Copy out every record precisely.

#### Provided material

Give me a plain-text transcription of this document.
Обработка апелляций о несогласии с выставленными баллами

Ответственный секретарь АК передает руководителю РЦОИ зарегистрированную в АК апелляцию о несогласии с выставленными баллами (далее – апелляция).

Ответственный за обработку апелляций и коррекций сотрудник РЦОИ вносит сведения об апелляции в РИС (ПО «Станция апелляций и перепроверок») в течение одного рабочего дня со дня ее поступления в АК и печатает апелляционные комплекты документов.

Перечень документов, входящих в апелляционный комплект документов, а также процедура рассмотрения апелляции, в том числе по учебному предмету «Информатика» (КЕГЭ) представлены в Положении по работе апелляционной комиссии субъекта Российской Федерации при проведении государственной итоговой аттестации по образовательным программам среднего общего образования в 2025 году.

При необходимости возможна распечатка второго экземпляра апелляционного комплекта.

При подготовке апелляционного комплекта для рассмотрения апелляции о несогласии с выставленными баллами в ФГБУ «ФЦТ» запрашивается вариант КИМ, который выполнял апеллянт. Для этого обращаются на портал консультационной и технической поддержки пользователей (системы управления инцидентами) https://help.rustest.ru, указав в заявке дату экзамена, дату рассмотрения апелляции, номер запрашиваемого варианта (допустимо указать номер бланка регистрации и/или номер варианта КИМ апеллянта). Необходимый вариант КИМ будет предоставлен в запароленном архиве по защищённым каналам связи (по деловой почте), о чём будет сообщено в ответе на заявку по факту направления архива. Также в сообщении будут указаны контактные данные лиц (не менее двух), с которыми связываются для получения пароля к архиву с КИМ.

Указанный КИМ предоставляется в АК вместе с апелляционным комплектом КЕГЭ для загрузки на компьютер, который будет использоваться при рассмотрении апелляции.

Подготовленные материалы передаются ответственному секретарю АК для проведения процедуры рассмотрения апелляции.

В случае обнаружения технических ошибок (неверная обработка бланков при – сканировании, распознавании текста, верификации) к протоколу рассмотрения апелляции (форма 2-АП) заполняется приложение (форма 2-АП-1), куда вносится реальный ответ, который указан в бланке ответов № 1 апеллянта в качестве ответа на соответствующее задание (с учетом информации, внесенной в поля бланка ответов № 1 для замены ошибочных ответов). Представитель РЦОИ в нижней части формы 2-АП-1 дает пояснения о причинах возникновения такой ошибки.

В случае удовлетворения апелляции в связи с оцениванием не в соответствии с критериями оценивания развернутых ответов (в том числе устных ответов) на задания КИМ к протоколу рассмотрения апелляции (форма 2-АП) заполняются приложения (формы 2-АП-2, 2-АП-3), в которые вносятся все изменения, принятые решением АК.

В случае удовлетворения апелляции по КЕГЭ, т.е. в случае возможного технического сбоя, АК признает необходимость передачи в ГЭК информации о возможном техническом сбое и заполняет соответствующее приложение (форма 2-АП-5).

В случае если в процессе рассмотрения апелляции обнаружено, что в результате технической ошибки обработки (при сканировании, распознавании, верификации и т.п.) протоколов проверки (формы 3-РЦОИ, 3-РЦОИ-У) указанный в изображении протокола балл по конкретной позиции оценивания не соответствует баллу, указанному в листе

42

########

[Full response]
Give me a plain-text transcription of this document.
Обработка апелляций о несогласии с выставленными баллами

Ответственный секретарь АК передает руководителю РЦОИ зарегистрированную в АК апелляцию о несогласии с выставленными баллами (далее – апелляция).

Ответственный за обработку апелляций и коррекций сотрудник РЦОИ вносит сведения об апелляции в РИС (ПО «Станция апелляций и перепроверок») в течение одного рабочего дня со дня ее поступления в АК и печатает апелляционные комплекты документов.

Перечень документов, входящих в апелляционный комплект документов, а также процедура рассмотрения апелляции, в том числе по учебному предмету «Информатика» (КЕГЭ) представлены в Положении по работе апелляционной комиссии субъекта Российской Федерации при проведении государственной итоговой аттестации по образовательным программам среднего общего образования в 2025 году.

При необходимости возможна распечатка второго экземпляра апелляционного комплекта.

При подготовке апелляционного комплекта для рассмотрения апелляции о несогласии с выставленными баллами в ФГБУ «ФЦТ» запрашивается вариант КИМ, который выполнял апеллянт. Для этого обращаются на портал консультационной и технической поддержки пользователей (системы управления инцидентами) https://help.rustest.ru, указав в заявке дату экзамена, дату рассмотрения апелляции, номер запрашиваемого варианта (допустимо указать номер бланка регистрации и/или номер варианта КИМ апеллянта). Необходимый вариант КИМ будет предоставлен в запароленном архиве по защищённым каналам связи (по деловой почте), о чём будет сообщено в ответе на заявку по факту направления архива. Также в сообщении будут указаны контактные данные лиц (не менее двух), с которыми связываются для получения пароля к архиву с КИМ.

Указанный КИМ предоставляется в АК вместе с апелляционным комплектом КЕГЭ для загрузки на компьютер, который будет использоваться при рассмотрении апелляции.

Подготовленные материалы передаются ответственному секретарю АК для проведения процедуры рассмотрения апелляции.

В случае обнаружения технических ошибок (неверная обработка бланков при – сканировании, распознавании текста, верификации) к протоколу рассмотрения апелляции (форма 2-АП) заполняется приложение (форма 2-АП-1), куда вносится реальный ответ, который указан в бланке ответов № 1 апеллянта в качестве ответа на соответствующее задание (с учетом информации, внесенной в поля бланка ответов № 1 для замены ошибочных ответов). Представитель РЦОИ в нижней части формы 2-АП-1 дает пояснения о причинах возникновения такой ошибки.

В случае удовлетворения апелляции в связи с оцениванием не в соответствии с критериями оценивания развернутых ответов (в том числе устных ответов) на задания КИМ к протоколу рассмотрения апелляции (форма 2-АП) заполняются приложения (формы 2-АП-2, 2-АП-3), в которые вносятся все изменения, принятые решением АК.

В случае удовлетворения апелляции по КЕГЭ, т.е. в случае возможного технического сбоя, АК признает необходимость передачи в ГЭК информации о возможном техническом сбое и заполняет соответствующее приложение (форма 2-АП-5).

В случае если в процессе рассмотрения апелляции обнаружено, что в результате технической ошибки обработки (при сканировании, распознавании, верификации и т.п.) протоколов проверки (формы 3-РЦОИ, 3-РЦОИ-У) указанный в изображении протокола балл по конкретной позиции оценивания не соответствует баллу, указанному в листе

42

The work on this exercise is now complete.